→ Your task
Would you return all of this data exactly, leaving nothing out?

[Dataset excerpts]
######

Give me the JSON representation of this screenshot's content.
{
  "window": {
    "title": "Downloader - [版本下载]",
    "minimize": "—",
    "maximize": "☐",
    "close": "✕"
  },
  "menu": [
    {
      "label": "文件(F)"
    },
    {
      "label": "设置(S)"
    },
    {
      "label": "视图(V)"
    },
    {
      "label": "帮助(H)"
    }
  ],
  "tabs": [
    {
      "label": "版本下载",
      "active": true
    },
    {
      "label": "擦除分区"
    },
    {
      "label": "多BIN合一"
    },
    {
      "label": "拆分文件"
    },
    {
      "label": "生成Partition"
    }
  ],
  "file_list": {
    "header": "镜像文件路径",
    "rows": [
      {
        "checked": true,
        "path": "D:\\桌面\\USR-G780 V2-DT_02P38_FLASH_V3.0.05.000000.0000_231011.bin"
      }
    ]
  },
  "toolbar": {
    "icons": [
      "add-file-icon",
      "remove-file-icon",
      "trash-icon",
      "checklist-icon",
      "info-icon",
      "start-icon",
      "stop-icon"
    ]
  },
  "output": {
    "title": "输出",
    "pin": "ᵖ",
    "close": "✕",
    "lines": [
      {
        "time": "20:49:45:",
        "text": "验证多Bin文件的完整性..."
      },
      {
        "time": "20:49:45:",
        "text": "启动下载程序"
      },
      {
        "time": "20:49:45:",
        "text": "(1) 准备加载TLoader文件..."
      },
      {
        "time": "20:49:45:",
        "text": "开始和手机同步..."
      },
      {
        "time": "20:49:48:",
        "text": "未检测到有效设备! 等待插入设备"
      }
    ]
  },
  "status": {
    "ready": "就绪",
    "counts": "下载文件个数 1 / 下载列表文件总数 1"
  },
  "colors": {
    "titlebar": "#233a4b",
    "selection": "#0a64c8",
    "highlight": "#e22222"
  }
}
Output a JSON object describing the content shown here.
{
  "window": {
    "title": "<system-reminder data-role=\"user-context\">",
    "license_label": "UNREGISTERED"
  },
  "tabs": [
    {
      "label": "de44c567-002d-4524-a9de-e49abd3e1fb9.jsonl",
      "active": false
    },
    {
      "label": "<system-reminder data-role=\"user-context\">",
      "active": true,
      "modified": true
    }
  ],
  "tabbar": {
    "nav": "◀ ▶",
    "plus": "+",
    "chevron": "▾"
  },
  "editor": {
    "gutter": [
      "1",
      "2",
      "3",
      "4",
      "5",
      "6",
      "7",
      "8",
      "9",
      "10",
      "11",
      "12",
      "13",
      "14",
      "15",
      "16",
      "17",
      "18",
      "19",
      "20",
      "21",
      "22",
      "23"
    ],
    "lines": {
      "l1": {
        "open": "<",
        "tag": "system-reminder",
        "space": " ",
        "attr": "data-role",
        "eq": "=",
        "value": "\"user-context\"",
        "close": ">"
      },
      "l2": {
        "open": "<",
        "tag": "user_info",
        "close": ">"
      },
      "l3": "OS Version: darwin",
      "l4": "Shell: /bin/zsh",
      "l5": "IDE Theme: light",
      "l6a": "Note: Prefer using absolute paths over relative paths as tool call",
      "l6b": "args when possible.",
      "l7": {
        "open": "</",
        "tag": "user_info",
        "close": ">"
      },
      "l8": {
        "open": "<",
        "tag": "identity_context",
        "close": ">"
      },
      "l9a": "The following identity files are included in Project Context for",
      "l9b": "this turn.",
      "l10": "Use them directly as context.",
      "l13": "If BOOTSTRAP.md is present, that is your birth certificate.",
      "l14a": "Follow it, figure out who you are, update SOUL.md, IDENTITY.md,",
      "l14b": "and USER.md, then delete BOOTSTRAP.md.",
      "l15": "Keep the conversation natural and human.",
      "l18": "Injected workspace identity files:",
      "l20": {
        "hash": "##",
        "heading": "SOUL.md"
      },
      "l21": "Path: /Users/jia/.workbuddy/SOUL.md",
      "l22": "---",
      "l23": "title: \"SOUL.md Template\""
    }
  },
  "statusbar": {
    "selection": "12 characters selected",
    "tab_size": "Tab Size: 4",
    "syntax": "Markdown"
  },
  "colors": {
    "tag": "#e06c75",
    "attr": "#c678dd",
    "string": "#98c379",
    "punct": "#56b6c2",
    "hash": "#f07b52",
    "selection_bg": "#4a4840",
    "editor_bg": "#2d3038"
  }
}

######

→ Task result
Give me the JSON representation of this screenshot's content.
{
  "window": {
    "title": "Downloader - [版本下载]",
    "minimize": "—",
    "maximize": "☐",
    "close": "✕"
  },
  "menu": [
    {
      "label": "文件(F)"
    },
    {
      "label": "设置(S)"
    },
    {
      "label": "视图(V)"
    },
    {
      "label": "帮助(H)"
    }
  ],
  "tabs": [
    {
      "label": "版本下载",
      "active": true
    },
    {
      "label": "擦除分区"
    },
    {
      "label": "多BIN合一"
    },
    {
      "label": "拆分文件"
    },
    {
      "label": "生成Partition"
    }
  ],
  "file_list": {
    "header": "镜像文件路径",
    "rows": [
      {
        "checked": true,
        "path": "D:\\桌面\\USR-G780 V2-DT_02P38_FLASH_V3.0.05.000000.0000_231011.bin"
      }
    ]
  },
  "toolbar": {
    "icons": [
      "add-file-icon",
      "remove-file-icon",
      "trash-icon",
      "checklist-icon",
      "info-icon",
      "start-icon",
      "stop-icon"
    ]
  },
  "output": {
    "title": "输出",
    "pin": "ᵖ",
    "close": "✕",
    "lines": [
      {
        "time": "20:49:45:",
        "text": "验证多Bin文件的完整性..."
      },
      {
        "time": "20:49:45:",
        "text": "启动下载程序"
      },
      {
        "time": "20:49:45:",
        "text": "(1) 准备加载TLoader文件..."
      },
      {
        "time": "20:49:45:",
        "text": "开始和手机同步..."
      },
      {
        "time": "20:49:48:",
        "text": "未检测到有效设备! 等待插入设备"
      }
    ]
  },
  "status": {
    "ready": "就绪",
    "counts": "下载文件个数 1 / 下载列表文件总数 1"
  },
  "colors": {
    "titlebar": "#233a4b",
    "selection": "#0a64c8",
    "highlight": "#e22222"
  }
}
Output a JSON object describing the content shown here.
{
  "window": {
    "title": "<system-reminder data-role=\"user-context\">",
    "license_label": "UNREGISTERED"
  },
  "tabs": [
    {
      "label": "de44c567-002d-4524-a9de-e49abd3e1fb9.jsonl",
      "active": false
    },
    {
      "label": "<system-reminder data-role=\"user-context\">",
      "active": true,
      "modified": true
    }
  ],
  "tabbar": {
    "nav": "◀ ▶",
    "plus": "+",
    "chevron": "▾"
  },
  "editor": {
    "gutter": [
      "1",
      "2",
      "3",
      "4",
      "5",
      "6",
      "7",
      "8",
      "9",
      "10",
      "11",
      "12",
      "13",
      "14",
      "15",
      "16",
      "17",
      "18",
      "19",
      "20",
      "21",
      "22",
      "23"
    ],
    "lines": {
      "l1": {
        "open": "<",
        "tag": "system-reminder",
        "space": " ",
        "attr": "data-role",
        "eq": "=",
        "value": "\"user-context\"",
        "close": ">"
      },
      "l2": {
        "open": "<",
        "tag": "user_info",
        "close": ">"
      },
      "l3": "OS Version: darwin",
      "l4": "Shell: /bin/zsh",
      "l5": "IDE Theme: light",
      "l6a": "Note: Prefer using absolute paths over relative paths as tool call",
      "l6b": "args when possible.",
      "l7": {
        "open": "</",
        "tag": "user_info",
        "close": ">"
      },
      "l8": {
        "open": "<",
        "tag": "identity_context",
        "close": ">"
      },
      "l9a": "The following identity files are included in Project Context for",
      "l9b": "this turn.",
      "l10": "Use them directly as context.",
      "l13": "If BOOTSTRAP.md is present, that is your birth certificate.",
      "l14a": "Follow it, figure out who you are, update SOUL.md, IDENTITY.md,",
      "l14b": "and USER.md, then delete BOOTSTRAP.md.",
      "l15": "Keep the conversation natural and human.",
      "l18": "Injected workspace identity files:",
      "l20": {
        "hash": "##",
        "heading": "SOUL.md"
      },
      "l21": "Path: /Users/jia/.workbuddy/SOUL.md",
      "l22": "---",
      "l23": "title: \"SOUL.md Template\""
    }
  },
  "statusbar": {
    "selection": "12 characters selected",
    "tab_size": "Tab Size: 4",
    "syntax": "Markdown"
  },
  "colors": {
    "tag": "#e06c75",
    "attr": "#c678dd",
    "string": "#98c379",
    "punct": "#56b6c2",
    "hash": "#f07b52",
    "selection_bg": "#4a4840",
    "editor_bg": "#2d3038"
  }
}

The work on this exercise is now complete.